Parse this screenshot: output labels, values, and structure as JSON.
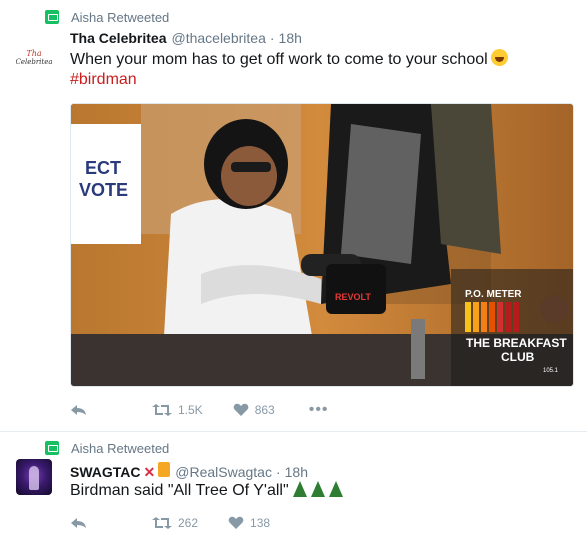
{
  "tweets": [
    {
      "retweeted_by": "Aisha Retweeted",
      "author_name": "Tha Celebritea",
      "handle": "@thacelebritea",
      "separator": "·",
      "time": "18h",
      "avatar_text_line1": "Tha",
      "avatar_text_line2": "Celebritea",
      "text": "When your mom has to get off work to come to your school",
      "hashtag": "#birdman",
      "media": {
        "mic_label": "REVOLT",
        "badge_line1": "P.O. METER",
        "badge_line2": "THE BREAKFAST",
        "badge_line3": "CLUB",
        "badge_line4": "105.1",
        "sign_text_1": "ECT",
        "sign_text_2": "VOTE"
      },
      "retweets": "1.5K",
      "likes": "863"
    },
    {
      "retweeted_by": "Aisha Retweeted",
      "author_name": "SWAGTAC",
      "handle": "@RealSwagtac",
      "separator": "·",
      "time": "18h",
      "cross_symbol": "✕",
      "text": "Birdman said \"All Tree Of Y'all\"",
      "retweets": "262",
      "likes": "138"
    }
  ],
  "colors": {
    "retweet_green": "#17bf63",
    "hashtag_red": "#c81e1e",
    "secondary_text": "#657786"
  },
  "icons": [
    "retweet-icon",
    "reply-icon",
    "retweet-action-icon",
    "heart-icon",
    "more-icon",
    "laughing-emoji-icon",
    "cross-mark-icon",
    "fuel-pump-icon",
    "evergreen-tree-icon"
  ]
}
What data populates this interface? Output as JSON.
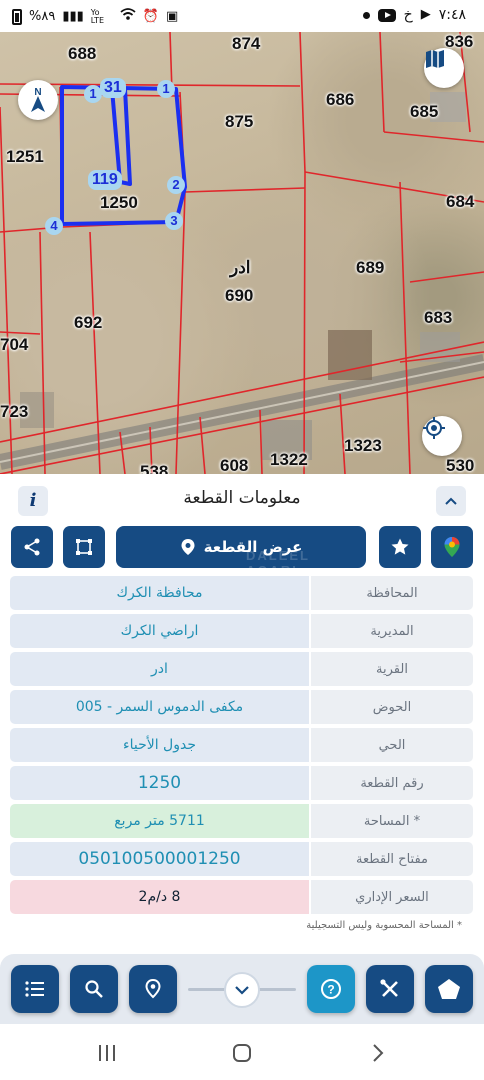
{
  "status_bar": {
    "time": "٧:٤٨",
    "battery": "%٨٩",
    "carrier_letter": "خ",
    "network": "Yo LTE"
  },
  "map": {
    "parcels": [
      "688",
      "874",
      "836",
      "686",
      "685",
      "875",
      "1251",
      "1250",
      "684",
      "689",
      "690",
      "692",
      "683",
      "704",
      "723",
      "1323",
      "1322",
      "608",
      "538",
      "530"
    ],
    "vertex_labels": [
      "1",
      "2",
      "3",
      "4",
      "31",
      "119",
      "1"
    ],
    "village_label": "ادر"
  },
  "sheet": {
    "title": "معلومات القطعة",
    "view_parcel_label": "عرض القطعة",
    "watermark": "DALEEL AQARI",
    "rows": [
      {
        "label": "المحافظة",
        "value": "محافظة الكرك"
      },
      {
        "label": "المديرية",
        "value": "اراضي الكرك"
      },
      {
        "label": "القرية",
        "value": "ادر"
      },
      {
        "label": "الحوض",
        "value": "مكفى الدموس السمر - 005"
      },
      {
        "label": "الحي",
        "value": "جدول الأحياء"
      },
      {
        "label": "رقم القطعة",
        "value": "1250"
      },
      {
        "label": "المساحة *",
        "value": "5711  متر مربع"
      },
      {
        "label": "مفتاح القطعة",
        "value": "050100500001250"
      },
      {
        "label": "السعر الإداري",
        "value": "8 د/م2"
      }
    ],
    "note": "* المساحة المحسوبة وليس التسجيلية"
  },
  "colors": {
    "primary": "#164b83",
    "accent": "#1d96c8",
    "parcel_line": "#e0262b",
    "selected_parcel": "#1b2ff0"
  }
}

** Set exercise **
Retype each entry precisely. Skip images entirely.

** Finished exercise **
Parse this screenshot: output labels, values, and structure as JSON.
{
  "tweets": [
    {
      "retweeted_by": "Aisha Retweeted",
      "author_name": "Tha Celebritea",
      "handle": "@thacelebritea",
      "separator": "·",
      "time": "18h",
      "avatar_text_line1": "Tha",
      "avatar_text_line2": "Celebritea",
      "text": "When your mom has to get off work to come to your school",
      "hashtag": "#birdman",
      "media": {
        "mic_label": "REVOLT",
        "badge_line1": "P.O. METER",
        "badge_line2": "THE BREAKFAST",
        "badge_line3": "CLUB",
        "badge_line4": "105.1",
        "sign_text_1": "ECT",
        "sign_text_2": "VOTE"
      },
      "retweets": "1.5K",
      "likes": "863"
    },
    {
      "retweeted_by": "Aisha Retweeted",
      "author_name": "SWAGTAC",
      "handle": "@RealSwagtac",
      "separator": "·",
      "time": "18h",
      "cross_symbol": "✕",
      "text": "Birdman said \"All Tree Of Y'all\"",
      "retweets": "262",
      "likes": "138"
    }
  ],
  "colors": {
    "retweet_green": "#17bf63",
    "hashtag_red": "#c81e1e",
    "secondary_text": "#657786"
  },
  "icons": [
    "retweet-icon",
    "reply-icon",
    "retweet-action-icon",
    "heart-icon",
    "more-icon",
    "laughing-emoji-icon",
    "cross-mark-icon",
    "fuel-pump-icon",
    "evergreen-tree-icon"
  ]
}
What data populates this interface? Output as JSON.
{
  "status_bar": {
    "time": "٧:٤٨",
    "battery": "%٨٩",
    "carrier_letter": "خ",
    "network": "Yo LTE"
  },
  "map": {
    "parcels": [
      "688",
      "874",
      "836",
      "686",
      "685",
      "875",
      "1251",
      "1250",
      "684",
      "689",
      "690",
      "692",
      "683",
      "704",
      "723",
      "1323",
      "1322",
      "608",
      "538",
      "530"
    ],
    "vertex_labels": [
      "1",
      "2",
      "3",
      "4",
      "31",
      "119",
      "1"
    ],
    "village_label": "ادر"
  },
  "sheet": {
    "title": "معلومات القطعة",
    "view_parcel_label": "عرض القطعة",
    "watermark": "DALEEL AQARI",
    "rows": [
      {
        "label": "المحافظة",
        "value": "محافظة الكرك"
      },
      {
        "label": "المديرية",
        "value": "اراضي الكرك"
      },
      {
        "label": "القرية",
        "value": "ادر"
      },
      {
        "label": "الحوض",
        "value": "مكفى الدموس السمر - 005"
      },
      {
        "label": "الحي",
        "value": "جدول الأحياء"
      },
      {
        "label": "رقم القطعة",
        "value": "1250"
      },
      {
        "label": "المساحة *",
        "value": "5711  متر مربع"
      },
      {
        "label": "مفتاح القطعة",
        "value": "050100500001250"
      },
      {
        "label": "السعر الإداري",
        "value": "8 د/م2"
      }
    ],
    "note": "* المساحة المحسوبة وليس التسجيلية"
  },
  "colors": {
    "primary": "#164b83",
    "accent": "#1d96c8",
    "parcel_line": "#e0262b",
    "selected_parcel": "#1b2ff0"
  }
}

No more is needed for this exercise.